All of the data that follows should be retyped exactly, please, except the pictures.

[start of Given data]

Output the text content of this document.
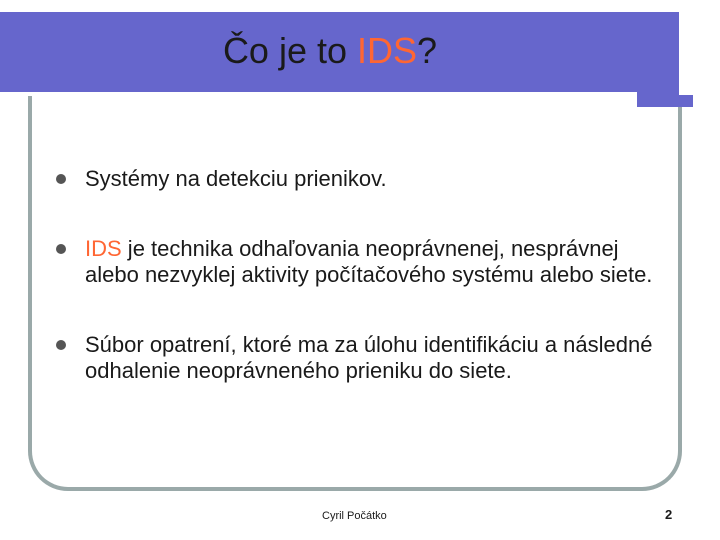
Čo je to IDS?
Systémy na detekciu prienikov.
IDS je technika odhaľovania neoprávnenej, nesprávnej alebo nezvyklej aktivity počítačového systému alebo siete.
Súbor opatrení, ktoré ma za úlohu identifikáciu a následné odhalenie neoprávneného prieniku do siete.
Cyril Počátko	2
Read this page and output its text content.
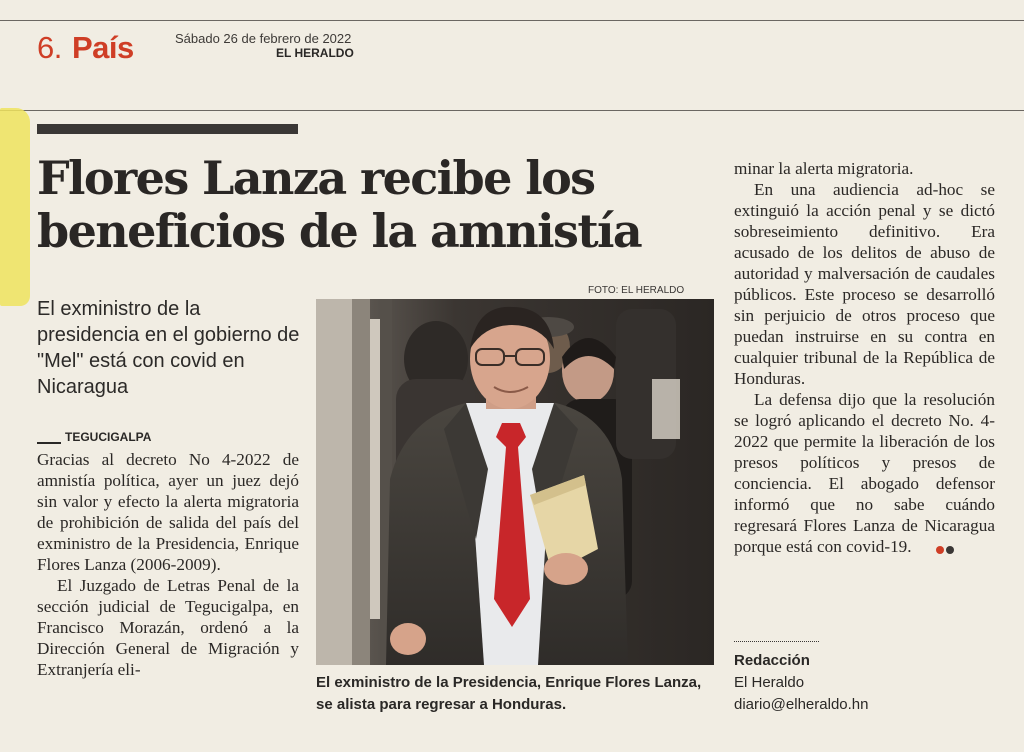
6. País	Sábado 26 de febrero de 2022
EL HERALDO
Flores Lanza recibe los
beneficios de la amnistía
El exministro de la presidencia en el gobierno de "Mel" está con covid en Nicaragua
TEGUCIGALPA

Gracias al decreto No 4-2022 de amnistía política, ayer un juez dejó sin valor y efecto la alerta migratoria de prohibición de salida del país del exministro de la Presidencia, Enrique Flores Lanza (2006-2009).

El Juzgado de Letras Penal de la sección judicial de Tegucigalpa, en Francisco Morazán, ordenó a la Dirección General de Migración y Extranjería eli-

FOTO: EL HERALDO
El exministro de la Presidencia, Enrique Flores Lanza, se alista para regresar a Honduras.

minar la alerta migratoria.

En una audiencia ad-hoc se extinguió la acción penal y se dictó sobreseimiento definitivo. Era acusado de los delitos de abuso de autoridad y malversación de caudales públicos. Este proceso se desarrolló sin perjuicio de otros proceso que puedan instruirse en su contra en cualquier tribunal de la República de Honduras.

La defensa dijo que la resolución se logró aplicando el decreto No. 4-2022 que permite la liberación de los presos políticos y presos de conciencia. El abogado defensor informó que no sabe cuándo regresará Flores Lanza de Nicaragua porque está con covid-19.

Redacción
El Heraldo
diario@elheraldo.hn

[end of Given data]

#### Solution to this exercise:
Output the text content of this document.
Čo je to IDS?
Systémy na detekciu prienikov.
IDS je technika odhaľovania neoprávnenej, nesprávnej alebo nezvyklej aktivity počítačového systému alebo siete.
Súbor opatrení, ktoré ma za úlohu identifikáciu a následné odhalenie neoprávneného prieniku do siete.
Cyril Počátko	2
Read this page and output its text content.
6. País	Sábado 26 de febrero de 2022
EL HERALDO
Flores Lanza recibe los
beneficios de la amnistía
El exministro de la presidencia en el gobierno de "Mel" está con covid en Nicaragua
TEGUCIGALPA

Gracias al decreto No 4-2022 de amnistía política, ayer un juez dejó sin valor y efecto la alerta migratoria de prohibición de salida del país del exministro de la Presidencia, Enrique Flores Lanza (2006-2009).

El Juzgado de Letras Penal de la sección judicial de Tegucigalpa, en Francisco Morazán, ordenó a la Dirección General de Migración y Extranjería eli-

FOTO: EL HERALDO
El exministro de la Presidencia, Enrique Flores Lanza, se alista para regresar a Honduras.

minar la alerta migratoria.

En una audiencia ad-hoc se extinguió la acción penal y se dictó sobreseimiento definitivo. Era acusado de los delitos de abuso de autoridad y malversación de caudales públicos. Este proceso se desarrolló sin perjuicio de otros proceso que puedan instruirse en su contra en cualquier tribunal de la República de Honduras.

La defensa dijo que la resolución se logró aplicando el decreto No. 4-2022 que permite la liberación de los presos políticos y presos de conciencia. El abogado defensor informó que no sabe cuándo regresará Flores Lanza de Nicaragua porque está con covid-19.

Redacción
El Heraldo
diario@elheraldo.hn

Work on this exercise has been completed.